Stored data:
****************************************

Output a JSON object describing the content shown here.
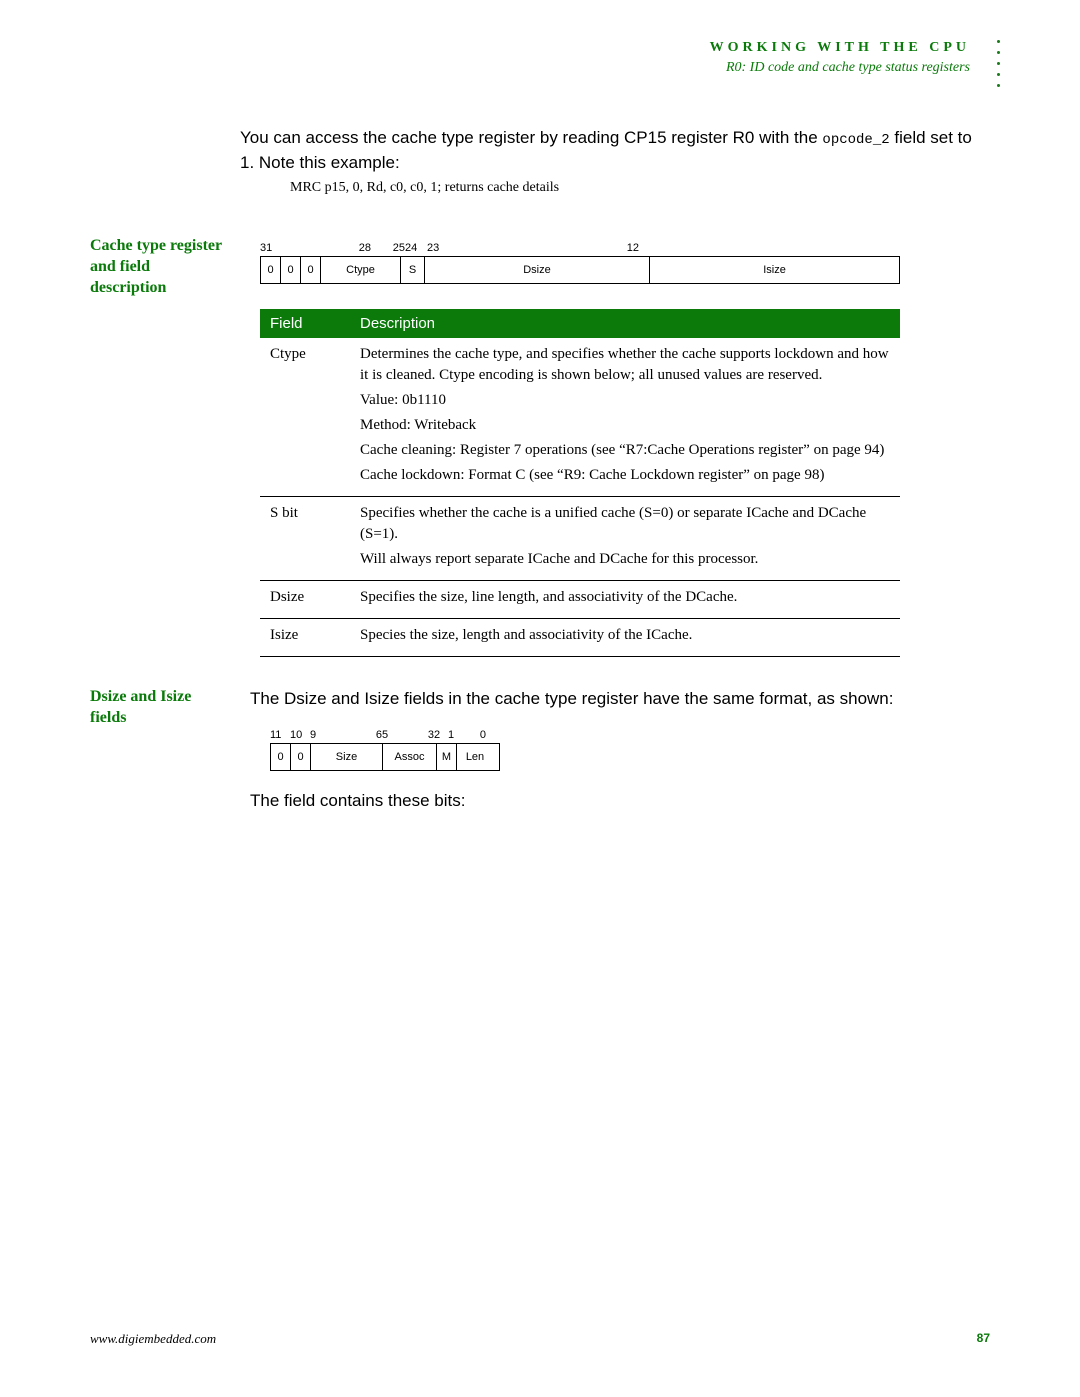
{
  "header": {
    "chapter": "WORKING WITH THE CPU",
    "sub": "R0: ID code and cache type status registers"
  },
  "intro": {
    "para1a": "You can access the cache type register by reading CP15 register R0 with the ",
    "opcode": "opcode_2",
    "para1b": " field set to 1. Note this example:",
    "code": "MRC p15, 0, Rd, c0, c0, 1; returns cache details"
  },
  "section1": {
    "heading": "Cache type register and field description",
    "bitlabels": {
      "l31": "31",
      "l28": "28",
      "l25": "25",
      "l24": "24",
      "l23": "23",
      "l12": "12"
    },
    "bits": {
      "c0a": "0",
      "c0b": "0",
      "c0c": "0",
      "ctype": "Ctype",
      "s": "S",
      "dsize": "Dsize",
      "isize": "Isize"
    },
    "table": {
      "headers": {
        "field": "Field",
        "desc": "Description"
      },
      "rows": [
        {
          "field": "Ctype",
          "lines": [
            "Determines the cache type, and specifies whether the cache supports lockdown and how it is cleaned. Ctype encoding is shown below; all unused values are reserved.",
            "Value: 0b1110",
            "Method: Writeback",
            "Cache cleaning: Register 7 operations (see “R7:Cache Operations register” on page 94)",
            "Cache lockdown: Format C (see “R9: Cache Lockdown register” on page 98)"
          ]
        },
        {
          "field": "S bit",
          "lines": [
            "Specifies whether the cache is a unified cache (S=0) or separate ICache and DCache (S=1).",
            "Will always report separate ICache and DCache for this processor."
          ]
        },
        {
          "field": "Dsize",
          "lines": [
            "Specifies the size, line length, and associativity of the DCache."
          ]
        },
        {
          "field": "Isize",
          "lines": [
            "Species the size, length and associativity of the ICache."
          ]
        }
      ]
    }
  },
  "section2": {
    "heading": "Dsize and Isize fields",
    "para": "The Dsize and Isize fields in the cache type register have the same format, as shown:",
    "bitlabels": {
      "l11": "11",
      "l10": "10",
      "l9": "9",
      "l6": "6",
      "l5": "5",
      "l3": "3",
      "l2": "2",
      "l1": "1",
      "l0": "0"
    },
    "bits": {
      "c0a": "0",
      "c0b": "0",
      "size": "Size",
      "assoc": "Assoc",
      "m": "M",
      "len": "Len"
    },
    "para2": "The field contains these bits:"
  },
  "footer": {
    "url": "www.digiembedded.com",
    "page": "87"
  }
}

****************************************

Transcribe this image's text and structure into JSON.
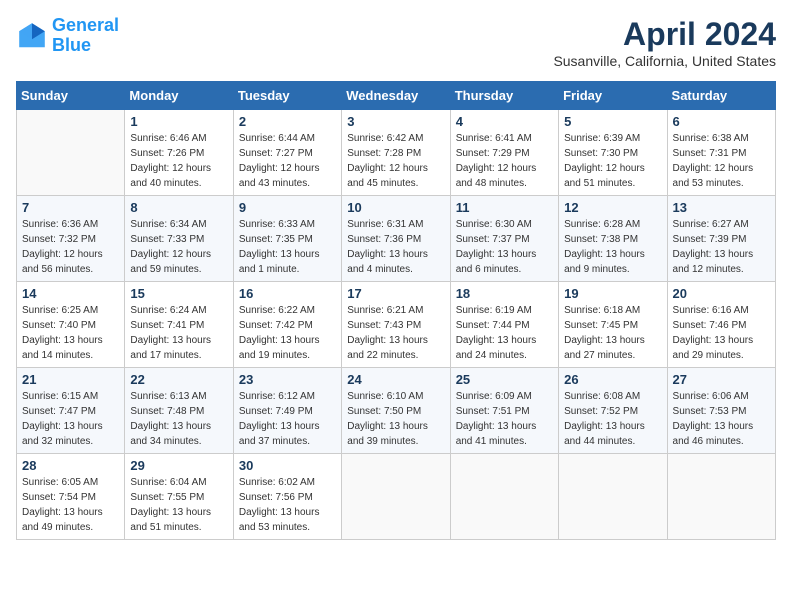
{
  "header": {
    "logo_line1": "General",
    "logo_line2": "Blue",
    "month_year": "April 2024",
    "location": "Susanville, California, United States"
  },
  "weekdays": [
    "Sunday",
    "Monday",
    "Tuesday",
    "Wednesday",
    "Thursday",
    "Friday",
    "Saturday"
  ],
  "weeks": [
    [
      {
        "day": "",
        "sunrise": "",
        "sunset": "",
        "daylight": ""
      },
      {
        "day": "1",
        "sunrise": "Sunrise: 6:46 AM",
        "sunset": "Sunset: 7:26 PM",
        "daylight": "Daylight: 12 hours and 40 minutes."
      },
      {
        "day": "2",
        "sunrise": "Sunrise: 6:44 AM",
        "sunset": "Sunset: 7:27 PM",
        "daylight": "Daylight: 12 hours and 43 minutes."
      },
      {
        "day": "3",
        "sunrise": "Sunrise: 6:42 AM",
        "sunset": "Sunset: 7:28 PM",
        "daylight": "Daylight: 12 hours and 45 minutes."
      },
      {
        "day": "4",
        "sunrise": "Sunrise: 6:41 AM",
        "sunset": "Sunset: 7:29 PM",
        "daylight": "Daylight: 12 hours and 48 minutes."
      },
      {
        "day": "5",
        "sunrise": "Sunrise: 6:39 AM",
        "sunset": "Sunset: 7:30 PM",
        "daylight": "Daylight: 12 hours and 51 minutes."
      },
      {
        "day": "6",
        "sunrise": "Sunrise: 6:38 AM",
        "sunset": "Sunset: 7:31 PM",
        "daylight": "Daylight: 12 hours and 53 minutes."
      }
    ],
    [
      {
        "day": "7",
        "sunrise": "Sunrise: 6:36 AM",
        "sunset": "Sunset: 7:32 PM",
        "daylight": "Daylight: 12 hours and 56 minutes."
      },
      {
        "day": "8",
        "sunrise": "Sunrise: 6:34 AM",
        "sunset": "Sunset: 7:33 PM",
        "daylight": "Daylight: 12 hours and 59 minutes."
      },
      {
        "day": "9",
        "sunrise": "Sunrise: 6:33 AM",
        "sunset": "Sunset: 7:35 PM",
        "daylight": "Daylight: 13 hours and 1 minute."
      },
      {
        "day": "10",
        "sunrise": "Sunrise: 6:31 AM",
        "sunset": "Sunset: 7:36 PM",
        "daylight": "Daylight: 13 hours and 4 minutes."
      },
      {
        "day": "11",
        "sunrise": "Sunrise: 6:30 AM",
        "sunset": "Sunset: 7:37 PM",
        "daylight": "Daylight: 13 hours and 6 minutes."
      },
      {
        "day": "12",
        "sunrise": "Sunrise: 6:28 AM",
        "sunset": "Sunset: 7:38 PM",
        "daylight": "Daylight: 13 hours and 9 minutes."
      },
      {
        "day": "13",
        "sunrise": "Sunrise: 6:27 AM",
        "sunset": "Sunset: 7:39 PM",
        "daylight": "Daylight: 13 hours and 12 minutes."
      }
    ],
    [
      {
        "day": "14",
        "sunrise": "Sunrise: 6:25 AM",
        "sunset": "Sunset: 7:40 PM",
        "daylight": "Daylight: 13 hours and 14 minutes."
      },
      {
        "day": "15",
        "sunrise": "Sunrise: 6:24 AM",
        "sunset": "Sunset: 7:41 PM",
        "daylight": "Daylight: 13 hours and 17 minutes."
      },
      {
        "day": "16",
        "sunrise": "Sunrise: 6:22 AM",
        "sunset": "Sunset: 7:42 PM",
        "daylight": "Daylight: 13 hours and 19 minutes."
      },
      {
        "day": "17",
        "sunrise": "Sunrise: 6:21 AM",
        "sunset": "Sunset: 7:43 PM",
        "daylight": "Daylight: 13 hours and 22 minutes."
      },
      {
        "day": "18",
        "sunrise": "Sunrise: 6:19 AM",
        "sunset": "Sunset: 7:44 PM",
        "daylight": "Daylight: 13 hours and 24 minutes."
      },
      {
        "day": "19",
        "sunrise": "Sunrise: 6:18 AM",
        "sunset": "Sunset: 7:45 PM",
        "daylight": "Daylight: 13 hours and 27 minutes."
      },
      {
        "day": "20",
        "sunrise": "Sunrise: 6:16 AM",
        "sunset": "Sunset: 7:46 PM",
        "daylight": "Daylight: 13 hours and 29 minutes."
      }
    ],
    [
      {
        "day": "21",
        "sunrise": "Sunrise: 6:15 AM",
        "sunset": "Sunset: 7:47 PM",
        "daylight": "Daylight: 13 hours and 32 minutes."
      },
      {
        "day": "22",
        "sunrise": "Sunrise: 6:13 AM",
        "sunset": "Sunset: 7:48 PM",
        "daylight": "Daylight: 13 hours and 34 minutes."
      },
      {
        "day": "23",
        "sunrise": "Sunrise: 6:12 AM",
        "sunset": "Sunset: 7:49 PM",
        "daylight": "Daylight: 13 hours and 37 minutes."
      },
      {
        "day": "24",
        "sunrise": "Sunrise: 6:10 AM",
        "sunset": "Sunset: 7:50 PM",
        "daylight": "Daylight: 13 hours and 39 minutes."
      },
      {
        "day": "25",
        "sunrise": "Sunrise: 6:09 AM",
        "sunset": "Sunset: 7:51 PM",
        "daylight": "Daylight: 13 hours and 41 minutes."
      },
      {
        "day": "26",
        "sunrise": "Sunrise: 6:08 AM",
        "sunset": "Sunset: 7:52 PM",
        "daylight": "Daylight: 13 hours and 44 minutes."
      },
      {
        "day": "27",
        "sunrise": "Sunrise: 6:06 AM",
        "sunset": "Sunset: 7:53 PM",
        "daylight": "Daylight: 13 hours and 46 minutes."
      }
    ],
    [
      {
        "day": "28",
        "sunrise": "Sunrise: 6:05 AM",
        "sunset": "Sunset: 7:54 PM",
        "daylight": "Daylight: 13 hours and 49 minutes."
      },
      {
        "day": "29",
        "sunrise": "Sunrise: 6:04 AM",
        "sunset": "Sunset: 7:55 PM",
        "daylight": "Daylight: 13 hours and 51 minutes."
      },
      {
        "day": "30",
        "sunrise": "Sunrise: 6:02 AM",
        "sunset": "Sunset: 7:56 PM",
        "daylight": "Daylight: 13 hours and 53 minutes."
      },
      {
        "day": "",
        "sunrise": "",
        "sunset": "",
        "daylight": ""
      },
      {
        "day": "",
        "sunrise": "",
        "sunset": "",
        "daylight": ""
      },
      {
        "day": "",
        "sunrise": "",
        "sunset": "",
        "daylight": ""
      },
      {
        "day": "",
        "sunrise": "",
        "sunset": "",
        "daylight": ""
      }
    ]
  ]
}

****************************************

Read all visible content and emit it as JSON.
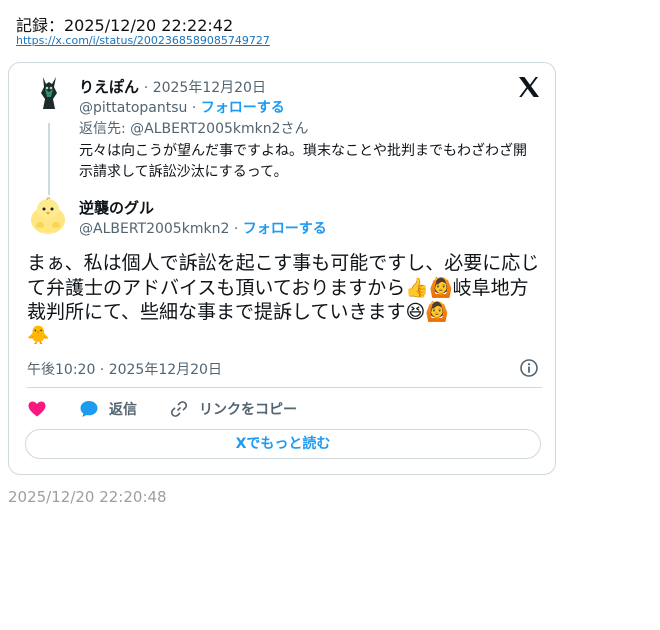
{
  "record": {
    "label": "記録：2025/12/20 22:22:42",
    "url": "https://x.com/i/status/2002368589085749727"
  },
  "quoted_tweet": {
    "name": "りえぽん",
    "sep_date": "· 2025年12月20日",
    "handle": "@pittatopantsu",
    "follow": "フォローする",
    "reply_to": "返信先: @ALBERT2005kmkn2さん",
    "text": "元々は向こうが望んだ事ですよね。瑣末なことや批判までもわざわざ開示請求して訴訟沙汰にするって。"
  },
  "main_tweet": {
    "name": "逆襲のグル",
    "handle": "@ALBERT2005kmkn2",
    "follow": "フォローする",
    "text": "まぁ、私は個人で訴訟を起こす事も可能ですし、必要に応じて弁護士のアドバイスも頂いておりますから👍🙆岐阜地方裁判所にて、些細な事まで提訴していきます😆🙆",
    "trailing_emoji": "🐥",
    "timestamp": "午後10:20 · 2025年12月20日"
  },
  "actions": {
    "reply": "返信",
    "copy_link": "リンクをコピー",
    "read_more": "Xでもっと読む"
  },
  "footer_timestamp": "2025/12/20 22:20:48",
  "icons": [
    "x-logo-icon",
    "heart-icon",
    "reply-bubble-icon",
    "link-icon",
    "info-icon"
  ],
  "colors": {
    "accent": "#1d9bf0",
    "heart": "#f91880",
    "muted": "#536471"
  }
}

****************************************

(Short problem):
Tally the lines of the listing in which the word "shown" occurs, and state the total alone.

(The reply):
3